● **THE EXERCISE**: Here are some records; return them all exactly.

● **LISTED ENTRIES**:
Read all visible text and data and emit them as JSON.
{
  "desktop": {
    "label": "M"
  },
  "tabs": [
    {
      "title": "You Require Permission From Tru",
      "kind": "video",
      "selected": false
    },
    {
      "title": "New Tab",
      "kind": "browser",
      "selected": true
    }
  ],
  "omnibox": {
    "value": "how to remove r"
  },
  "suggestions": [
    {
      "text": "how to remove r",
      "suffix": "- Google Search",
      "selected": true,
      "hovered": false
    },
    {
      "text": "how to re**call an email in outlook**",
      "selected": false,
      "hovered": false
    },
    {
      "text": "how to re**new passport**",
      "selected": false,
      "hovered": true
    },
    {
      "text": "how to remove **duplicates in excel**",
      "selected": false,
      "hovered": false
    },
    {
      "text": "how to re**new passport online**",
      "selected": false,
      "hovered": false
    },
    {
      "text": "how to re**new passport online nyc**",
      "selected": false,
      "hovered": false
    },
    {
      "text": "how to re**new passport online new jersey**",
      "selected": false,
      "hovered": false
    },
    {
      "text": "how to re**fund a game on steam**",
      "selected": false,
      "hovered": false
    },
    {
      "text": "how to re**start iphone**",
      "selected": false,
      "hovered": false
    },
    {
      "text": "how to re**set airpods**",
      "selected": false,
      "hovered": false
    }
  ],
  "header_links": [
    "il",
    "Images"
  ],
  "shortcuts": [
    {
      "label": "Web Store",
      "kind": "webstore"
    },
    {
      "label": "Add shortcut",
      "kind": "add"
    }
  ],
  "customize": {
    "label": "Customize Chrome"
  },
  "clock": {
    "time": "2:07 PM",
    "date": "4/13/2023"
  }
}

● **SOLUTION**:
Read all visible text and data and emit them as JSON.
{
  "desktop": {
    "label": "M"
  },
  "tabs": [
    {
      "title": "You Require Permission From Tru",
      "kind": "video",
      "selected": false
    },
    {
      "title": "New Tab",
      "kind": "browser",
      "selected": true
    }
  ],
  "omnibox": {
    "value": "how to remove r"
  },
  "suggestions": [
    {
      "text": "how to remove r",
      "suffix": "- Google Search",
      "selected": true,
      "hovered": false
    },
    {
      "text": "how to re**call an email in outlook**",
      "selected": false,
      "hovered": false
    },
    {
      "text": "how to re**new passport**",
      "selected": false,
      "hovered": true
    },
    {
      "text": "how to remove **duplicates in excel**",
      "selected": false,
      "hovered": false
    },
    {
      "text": "how to re**new passport online**",
      "selected": false,
      "hovered": false
    },
    {
      "text": "how to re**new passport online nyc**",
      "selected": false,
      "hovered": false
    },
    {
      "text": "how to re**new passport online new jersey**",
      "selected": false,
      "hovered": false
    },
    {
      "text": "how to re**fund a game on steam**",
      "selected": false,
      "hovered": false
    },
    {
      "text": "how to re**start iphone**",
      "selected": false,
      "hovered": false
    },
    {
      "text": "how to re**set airpods**",
      "selected": false,
      "hovered": false
    }
  ],
  "header_links": [
    "il",
    "Images"
  ],
  "shortcuts": [
    {
      "label": "Web Store",
      "kind": "webstore"
    },
    {
      "label": "Add shortcut",
      "kind": "add"
    }
  ],
  "customize": {
    "label": "Customize Chrome"
  },
  "clock": {
    "time": "2:07 PM",
    "date": "4/13/2023"
  }
}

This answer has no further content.